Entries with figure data
--- start ---
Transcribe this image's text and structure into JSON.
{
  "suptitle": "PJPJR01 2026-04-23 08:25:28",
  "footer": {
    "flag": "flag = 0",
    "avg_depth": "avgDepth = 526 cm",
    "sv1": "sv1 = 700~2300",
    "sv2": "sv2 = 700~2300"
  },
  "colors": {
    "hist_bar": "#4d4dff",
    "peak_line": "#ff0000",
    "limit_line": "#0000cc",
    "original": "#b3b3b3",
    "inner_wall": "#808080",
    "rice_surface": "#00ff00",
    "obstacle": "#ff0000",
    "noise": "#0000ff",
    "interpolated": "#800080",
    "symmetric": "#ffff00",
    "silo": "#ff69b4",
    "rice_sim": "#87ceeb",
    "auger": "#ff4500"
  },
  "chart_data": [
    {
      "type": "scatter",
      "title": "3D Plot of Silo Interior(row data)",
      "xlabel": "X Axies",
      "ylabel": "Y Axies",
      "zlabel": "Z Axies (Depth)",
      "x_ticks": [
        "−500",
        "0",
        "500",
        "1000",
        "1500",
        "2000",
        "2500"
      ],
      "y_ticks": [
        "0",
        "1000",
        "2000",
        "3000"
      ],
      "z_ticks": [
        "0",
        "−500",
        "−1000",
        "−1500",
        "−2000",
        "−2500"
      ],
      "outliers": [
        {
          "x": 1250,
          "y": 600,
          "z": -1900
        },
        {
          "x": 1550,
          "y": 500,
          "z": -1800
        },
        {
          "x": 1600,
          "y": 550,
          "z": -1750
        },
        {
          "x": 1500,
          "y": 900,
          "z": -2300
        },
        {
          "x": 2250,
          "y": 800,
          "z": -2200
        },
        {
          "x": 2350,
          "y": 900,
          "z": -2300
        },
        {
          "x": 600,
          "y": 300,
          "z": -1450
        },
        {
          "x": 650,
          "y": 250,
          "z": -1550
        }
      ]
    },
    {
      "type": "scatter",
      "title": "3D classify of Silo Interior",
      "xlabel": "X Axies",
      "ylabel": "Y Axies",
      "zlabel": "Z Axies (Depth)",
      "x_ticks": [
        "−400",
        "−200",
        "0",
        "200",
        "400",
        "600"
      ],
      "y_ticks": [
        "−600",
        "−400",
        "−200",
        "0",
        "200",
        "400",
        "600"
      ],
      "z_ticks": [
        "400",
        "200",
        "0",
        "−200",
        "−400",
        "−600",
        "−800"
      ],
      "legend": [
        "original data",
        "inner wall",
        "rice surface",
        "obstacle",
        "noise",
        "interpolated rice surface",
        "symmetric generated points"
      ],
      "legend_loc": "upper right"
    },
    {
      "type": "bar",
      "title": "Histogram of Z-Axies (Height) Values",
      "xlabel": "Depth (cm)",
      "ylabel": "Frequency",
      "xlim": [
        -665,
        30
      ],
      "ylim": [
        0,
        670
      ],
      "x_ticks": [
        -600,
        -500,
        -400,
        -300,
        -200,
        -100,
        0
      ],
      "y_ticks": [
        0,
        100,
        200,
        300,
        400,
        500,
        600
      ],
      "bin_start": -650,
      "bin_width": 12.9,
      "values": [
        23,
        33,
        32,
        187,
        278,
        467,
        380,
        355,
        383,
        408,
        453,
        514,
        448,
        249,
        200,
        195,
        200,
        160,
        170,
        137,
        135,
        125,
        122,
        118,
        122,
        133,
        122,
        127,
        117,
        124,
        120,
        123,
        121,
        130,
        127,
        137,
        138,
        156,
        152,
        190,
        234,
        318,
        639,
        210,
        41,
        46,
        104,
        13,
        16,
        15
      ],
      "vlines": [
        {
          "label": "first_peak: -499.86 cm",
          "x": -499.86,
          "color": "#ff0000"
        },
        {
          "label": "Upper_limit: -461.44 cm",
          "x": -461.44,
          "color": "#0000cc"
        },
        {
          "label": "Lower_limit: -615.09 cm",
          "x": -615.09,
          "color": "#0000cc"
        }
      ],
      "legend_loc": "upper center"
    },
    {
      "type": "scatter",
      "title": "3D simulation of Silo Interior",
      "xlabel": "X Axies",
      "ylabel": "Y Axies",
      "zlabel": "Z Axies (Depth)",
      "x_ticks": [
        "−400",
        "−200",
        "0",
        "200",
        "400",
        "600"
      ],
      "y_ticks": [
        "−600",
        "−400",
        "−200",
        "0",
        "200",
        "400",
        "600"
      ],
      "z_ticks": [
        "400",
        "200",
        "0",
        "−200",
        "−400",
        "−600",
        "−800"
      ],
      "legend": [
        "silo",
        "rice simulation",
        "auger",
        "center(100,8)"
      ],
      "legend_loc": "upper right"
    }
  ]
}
--- end ---
◆ Task details
Type the whole listing again, unaltered.

◆ Reply to the task
Transcribe this image's text and structure into JSON.
{
  "suptitle": "PJPJR01 2026-04-23 08:25:28",
  "footer": {
    "flag": "flag = 0",
    "avg_depth": "avgDepth = 526 cm",
    "sv1": "sv1 = 700~2300",
    "sv2": "sv2 = 700~2300"
  },
  "colors": {
    "hist_bar": "#4d4dff",
    "peak_line": "#ff0000",
    "limit_line": "#0000cc",
    "original": "#b3b3b3",
    "inner_wall": "#808080",
    "rice_surface": "#00ff00",
    "obstacle": "#ff0000",
    "noise": "#0000ff",
    "interpolated": "#800080",
    "symmetric": "#ffff00",
    "silo": "#ff69b4",
    "rice_sim": "#87ceeb",
    "auger": "#ff4500"
  },
  "chart_data": [
    {
      "type": "scatter",
      "title": "3D Plot of Silo Interior(row data)",
      "xlabel": "X Axies",
      "ylabel": "Y Axies",
      "zlabel": "Z Axies (Depth)",
      "x_ticks": [
        "−500",
        "0",
        "500",
        "1000",
        "1500",
        "2000",
        "2500"
      ],
      "y_ticks": [
        "0",
        "1000",
        "2000",
        "3000"
      ],
      "z_ticks": [
        "0",
        "−500",
        "−1000",
        "−1500",
        "−2000",
        "−2500"
      ],
      "outliers": [
        {
          "x": 1250,
          "y": 600,
          "z": -1900
        },
        {
          "x": 1550,
          "y": 500,
          "z": -1800
        },
        {
          "x": 1600,
          "y": 550,
          "z": -1750
        },
        {
          "x": 1500,
          "y": 900,
          "z": -2300
        },
        {
          "x": 2250,
          "y": 800,
          "z": -2200
        },
        {
          "x": 2350,
          "y": 900,
          "z": -2300
        },
        {
          "x": 600,
          "y": 300,
          "z": -1450
        },
        {
          "x": 650,
          "y": 250,
          "z": -1550
        }
      ]
    },
    {
      "type": "scatter",
      "title": "3D classify of Silo Interior",
      "xlabel": "X Axies",
      "ylabel": "Y Axies",
      "zlabel": "Z Axies (Depth)",
      "x_ticks": [
        "−400",
        "−200",
        "0",
        "200",
        "400",
        "600"
      ],
      "y_ticks": [
        "−600",
        "−400",
        "−200",
        "0",
        "200",
        "400",
        "600"
      ],
      "z_ticks": [
        "400",
        "200",
        "0",
        "−200",
        "−400",
        "−600",
        "−800"
      ],
      "legend": [
        "original data",
        "inner wall",
        "rice surface",
        "obstacle",
        "noise",
        "interpolated rice surface",
        "symmetric generated points"
      ],
      "legend_loc": "upper right"
    },
    {
      "type": "bar",
      "title": "Histogram of Z-Axies (Height) Values",
      "xlabel": "Depth (cm)",
      "ylabel": "Frequency",
      "xlim": [
        -665,
        30
      ],
      "ylim": [
        0,
        670
      ],
      "x_ticks": [
        -600,
        -500,
        -400,
        -300,
        -200,
        -100,
        0
      ],
      "y_ticks": [
        0,
        100,
        200,
        300,
        400,
        500,
        600
      ],
      "bin_start": -650,
      "bin_width": 12.9,
      "values": [
        23,
        33,
        32,
        187,
        278,
        467,
        380,
        355,
        383,
        408,
        453,
        514,
        448,
        249,
        200,
        195,
        200,
        160,
        170,
        137,
        135,
        125,
        122,
        118,
        122,
        133,
        122,
        127,
        117,
        124,
        120,
        123,
        121,
        130,
        127,
        137,
        138,
        156,
        152,
        190,
        234,
        318,
        639,
        210,
        41,
        46,
        104,
        13,
        16,
        15
      ],
      "vlines": [
        {
          "label": "first_peak: -499.86 cm",
          "x": -499.86,
          "color": "#ff0000"
        },
        {
          "label": "Upper_limit: -461.44 cm",
          "x": -461.44,
          "color": "#0000cc"
        },
        {
          "label": "Lower_limit: -615.09 cm",
          "x": -615.09,
          "color": "#0000cc"
        }
      ],
      "legend_loc": "upper center"
    },
    {
      "type": "scatter",
      "title": "3D simulation of Silo Interior",
      "xlabel": "X Axies",
      "ylabel": "Y Axies",
      "zlabel": "Z Axies (Depth)",
      "x_ticks": [
        "−400",
        "−200",
        "0",
        "200",
        "400",
        "600"
      ],
      "y_ticks": [
        "−600",
        "−400",
        "−200",
        "0",
        "200",
        "400",
        "600"
      ],
      "z_ticks": [
        "400",
        "200",
        "0",
        "−200",
        "−400",
        "−600",
        "−800"
      ],
      "legend": [
        "silo",
        "rice simulation",
        "auger",
        "center(100,8)"
      ],
      "legend_loc": "upper right"
    }
  ]
}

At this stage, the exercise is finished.